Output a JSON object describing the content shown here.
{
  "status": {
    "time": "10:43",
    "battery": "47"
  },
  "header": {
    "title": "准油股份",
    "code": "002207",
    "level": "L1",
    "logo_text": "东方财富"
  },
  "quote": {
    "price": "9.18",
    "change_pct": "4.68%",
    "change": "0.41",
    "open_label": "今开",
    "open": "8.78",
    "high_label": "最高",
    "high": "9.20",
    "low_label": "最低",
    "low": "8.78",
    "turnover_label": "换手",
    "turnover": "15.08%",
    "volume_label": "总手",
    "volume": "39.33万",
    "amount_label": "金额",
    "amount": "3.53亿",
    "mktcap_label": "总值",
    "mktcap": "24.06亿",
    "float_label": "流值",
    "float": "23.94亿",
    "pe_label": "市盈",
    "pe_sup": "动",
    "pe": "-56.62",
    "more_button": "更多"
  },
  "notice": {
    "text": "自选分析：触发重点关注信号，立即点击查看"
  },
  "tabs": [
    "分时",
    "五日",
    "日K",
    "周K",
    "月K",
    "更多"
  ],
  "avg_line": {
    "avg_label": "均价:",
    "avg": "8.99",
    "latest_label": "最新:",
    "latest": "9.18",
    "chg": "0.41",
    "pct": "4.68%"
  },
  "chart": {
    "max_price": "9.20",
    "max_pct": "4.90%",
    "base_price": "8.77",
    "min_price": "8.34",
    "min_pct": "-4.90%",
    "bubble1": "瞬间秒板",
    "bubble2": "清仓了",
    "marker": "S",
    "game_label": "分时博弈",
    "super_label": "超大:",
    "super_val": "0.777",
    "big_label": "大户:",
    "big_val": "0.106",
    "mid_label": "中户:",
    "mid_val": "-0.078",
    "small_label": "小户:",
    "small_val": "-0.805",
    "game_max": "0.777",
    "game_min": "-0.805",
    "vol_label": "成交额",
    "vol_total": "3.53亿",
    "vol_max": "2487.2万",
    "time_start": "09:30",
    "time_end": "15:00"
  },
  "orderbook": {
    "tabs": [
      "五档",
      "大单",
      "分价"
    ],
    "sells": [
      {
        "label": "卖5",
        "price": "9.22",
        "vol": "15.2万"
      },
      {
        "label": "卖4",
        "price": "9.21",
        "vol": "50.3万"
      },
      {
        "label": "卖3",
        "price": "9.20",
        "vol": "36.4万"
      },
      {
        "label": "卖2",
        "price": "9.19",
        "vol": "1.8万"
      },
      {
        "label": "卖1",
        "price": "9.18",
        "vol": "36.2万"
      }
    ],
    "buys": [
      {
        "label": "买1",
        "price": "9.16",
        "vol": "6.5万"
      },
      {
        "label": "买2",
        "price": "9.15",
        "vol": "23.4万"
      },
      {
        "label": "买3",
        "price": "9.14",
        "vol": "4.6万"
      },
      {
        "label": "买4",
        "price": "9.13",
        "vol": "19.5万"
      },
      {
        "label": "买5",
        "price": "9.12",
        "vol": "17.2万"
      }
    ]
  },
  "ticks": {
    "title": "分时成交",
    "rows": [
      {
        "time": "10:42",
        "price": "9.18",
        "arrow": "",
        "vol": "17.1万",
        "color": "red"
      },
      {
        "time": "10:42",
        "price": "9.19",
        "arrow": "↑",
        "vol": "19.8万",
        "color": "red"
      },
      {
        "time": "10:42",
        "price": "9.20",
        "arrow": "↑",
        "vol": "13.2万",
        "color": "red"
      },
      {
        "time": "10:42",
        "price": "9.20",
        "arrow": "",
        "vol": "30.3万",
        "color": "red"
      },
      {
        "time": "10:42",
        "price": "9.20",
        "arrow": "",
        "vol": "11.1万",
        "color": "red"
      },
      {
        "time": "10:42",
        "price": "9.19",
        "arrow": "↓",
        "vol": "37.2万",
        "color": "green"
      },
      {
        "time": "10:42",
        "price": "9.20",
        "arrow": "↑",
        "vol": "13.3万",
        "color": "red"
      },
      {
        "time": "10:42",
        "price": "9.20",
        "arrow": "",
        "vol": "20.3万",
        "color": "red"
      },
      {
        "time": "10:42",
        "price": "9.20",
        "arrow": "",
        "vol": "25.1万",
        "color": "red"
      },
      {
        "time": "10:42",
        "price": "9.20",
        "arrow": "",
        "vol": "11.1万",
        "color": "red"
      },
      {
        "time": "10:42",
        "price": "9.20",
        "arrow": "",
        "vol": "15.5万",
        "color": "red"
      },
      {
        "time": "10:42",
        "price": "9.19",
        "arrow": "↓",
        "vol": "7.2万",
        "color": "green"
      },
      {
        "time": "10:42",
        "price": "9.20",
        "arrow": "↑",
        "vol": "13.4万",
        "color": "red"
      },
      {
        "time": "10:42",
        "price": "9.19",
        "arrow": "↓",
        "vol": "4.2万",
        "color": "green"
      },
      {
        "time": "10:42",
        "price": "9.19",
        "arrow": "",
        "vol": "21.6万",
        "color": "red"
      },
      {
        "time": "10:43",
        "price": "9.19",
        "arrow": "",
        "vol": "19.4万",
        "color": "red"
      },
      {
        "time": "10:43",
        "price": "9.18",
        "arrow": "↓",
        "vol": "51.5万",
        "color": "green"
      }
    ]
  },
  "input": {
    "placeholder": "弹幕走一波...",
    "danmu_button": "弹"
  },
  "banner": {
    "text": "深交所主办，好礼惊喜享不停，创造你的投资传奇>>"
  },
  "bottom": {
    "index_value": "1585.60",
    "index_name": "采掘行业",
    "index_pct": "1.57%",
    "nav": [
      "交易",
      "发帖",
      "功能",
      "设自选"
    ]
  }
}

....................

PROBLEM DESCRIPTION:
Write out the full set of records exactly as given.

WRITTEN SOLUTION:
Output a JSON object describing the content shown here.
{
  "status": {
    "time": "10:43",
    "battery": "47"
  },
  "header": {
    "title": "准油股份",
    "code": "002207",
    "level": "L1",
    "logo_text": "东方财富"
  },
  "quote": {
    "price": "9.18",
    "change_pct": "4.68%",
    "change": "0.41",
    "open_label": "今开",
    "open": "8.78",
    "high_label": "最高",
    "high": "9.20",
    "low_label": "最低",
    "low": "8.78",
    "turnover_label": "换手",
    "turnover": "15.08%",
    "volume_label": "总手",
    "volume": "39.33万",
    "amount_label": "金额",
    "amount": "3.53亿",
    "mktcap_label": "总值",
    "mktcap": "24.06亿",
    "float_label": "流值",
    "float": "23.94亿",
    "pe_label": "市盈",
    "pe_sup": "动",
    "pe": "-56.62",
    "more_button": "更多"
  },
  "notice": {
    "text": "自选分析：触发重点关注信号，立即点击查看"
  },
  "tabs": [
    "分时",
    "五日",
    "日K",
    "周K",
    "月K",
    "更多"
  ],
  "avg_line": {
    "avg_label": "均价:",
    "avg": "8.99",
    "latest_label": "最新:",
    "latest": "9.18",
    "chg": "0.41",
    "pct": "4.68%"
  },
  "chart": {
    "max_price": "9.20",
    "max_pct": "4.90%",
    "base_price": "8.77",
    "min_price": "8.34",
    "min_pct": "-4.90%",
    "bubble1": "瞬间秒板",
    "bubble2": "清仓了",
    "marker": "S",
    "game_label": "分时博弈",
    "super_label": "超大:",
    "super_val": "0.777",
    "big_label": "大户:",
    "big_val": "0.106",
    "mid_label": "中户:",
    "mid_val": "-0.078",
    "small_label": "小户:",
    "small_val": "-0.805",
    "game_max": "0.777",
    "game_min": "-0.805",
    "vol_label": "成交额",
    "vol_total": "3.53亿",
    "vol_max": "2487.2万",
    "time_start": "09:30",
    "time_end": "15:00"
  },
  "orderbook": {
    "tabs": [
      "五档",
      "大单",
      "分价"
    ],
    "sells": [
      {
        "label": "卖5",
        "price": "9.22",
        "vol": "15.2万"
      },
      {
        "label": "卖4",
        "price": "9.21",
        "vol": "50.3万"
      },
      {
        "label": "卖3",
        "price": "9.20",
        "vol": "36.4万"
      },
      {
        "label": "卖2",
        "price": "9.19",
        "vol": "1.8万"
      },
      {
        "label": "卖1",
        "price": "9.18",
        "vol": "36.2万"
      }
    ],
    "buys": [
      {
        "label": "买1",
        "price": "9.16",
        "vol": "6.5万"
      },
      {
        "label": "买2",
        "price": "9.15",
        "vol": "23.4万"
      },
      {
        "label": "买3",
        "price": "9.14",
        "vol": "4.6万"
      },
      {
        "label": "买4",
        "price": "9.13",
        "vol": "19.5万"
      },
      {
        "label": "买5",
        "price": "9.12",
        "vol": "17.2万"
      }
    ]
  },
  "ticks": {
    "title": "分时成交",
    "rows": [
      {
        "time": "10:42",
        "price": "9.18",
        "arrow": "",
        "vol": "17.1万",
        "color": "red"
      },
      {
        "time": "10:42",
        "price": "9.19",
        "arrow": "↑",
        "vol": "19.8万",
        "color": "red"
      },
      {
        "time": "10:42",
        "price": "9.20",
        "arrow": "↑",
        "vol": "13.2万",
        "color": "red"
      },
      {
        "time": "10:42",
        "price": "9.20",
        "arrow": "",
        "vol": "30.3万",
        "color": "red"
      },
      {
        "time": "10:42",
        "price": "9.20",
        "arrow": "",
        "vol": "11.1万",
        "color": "red"
      },
      {
        "time": "10:42",
        "price": "9.19",
        "arrow": "↓",
        "vol": "37.2万",
        "color": "green"
      },
      {
        "time": "10:42",
        "price": "9.20",
        "arrow": "↑",
        "vol": "13.3万",
        "color": "red"
      },
      {
        "time": "10:42",
        "price": "9.20",
        "arrow": "",
        "vol": "20.3万",
        "color": "red"
      },
      {
        "time": "10:42",
        "price": "9.20",
        "arrow": "",
        "vol": "25.1万",
        "color": "red"
      },
      {
        "time": "10:42",
        "price": "9.20",
        "arrow": "",
        "vol": "11.1万",
        "color": "red"
      },
      {
        "time": "10:42",
        "price": "9.20",
        "arrow": "",
        "vol": "15.5万",
        "color": "red"
      },
      {
        "time": "10:42",
        "price": "9.19",
        "arrow": "↓",
        "vol": "7.2万",
        "color": "green"
      },
      {
        "time": "10:42",
        "price": "9.20",
        "arrow": "↑",
        "vol": "13.4万",
        "color": "red"
      },
      {
        "time": "10:42",
        "price": "9.19",
        "arrow": "↓",
        "vol": "4.2万",
        "color": "green"
      },
      {
        "time": "10:42",
        "price": "9.19",
        "arrow": "",
        "vol": "21.6万",
        "color": "red"
      },
      {
        "time": "10:43",
        "price": "9.19",
        "arrow": "",
        "vol": "19.4万",
        "color": "red"
      },
      {
        "time": "10:43",
        "price": "9.18",
        "arrow": "↓",
        "vol": "51.5万",
        "color": "green"
      }
    ]
  },
  "input": {
    "placeholder": "弹幕走一波...",
    "danmu_button": "弹"
  },
  "banner": {
    "text": "深交所主办，好礼惊喜享不停，创造你的投资传奇>>"
  },
  "bottom": {
    "index_value": "1585.60",
    "index_name": "采掘行业",
    "index_pct": "1.57%",
    "nav": [
      "交易",
      "发帖",
      "功能",
      "设自选"
    ]
  }
}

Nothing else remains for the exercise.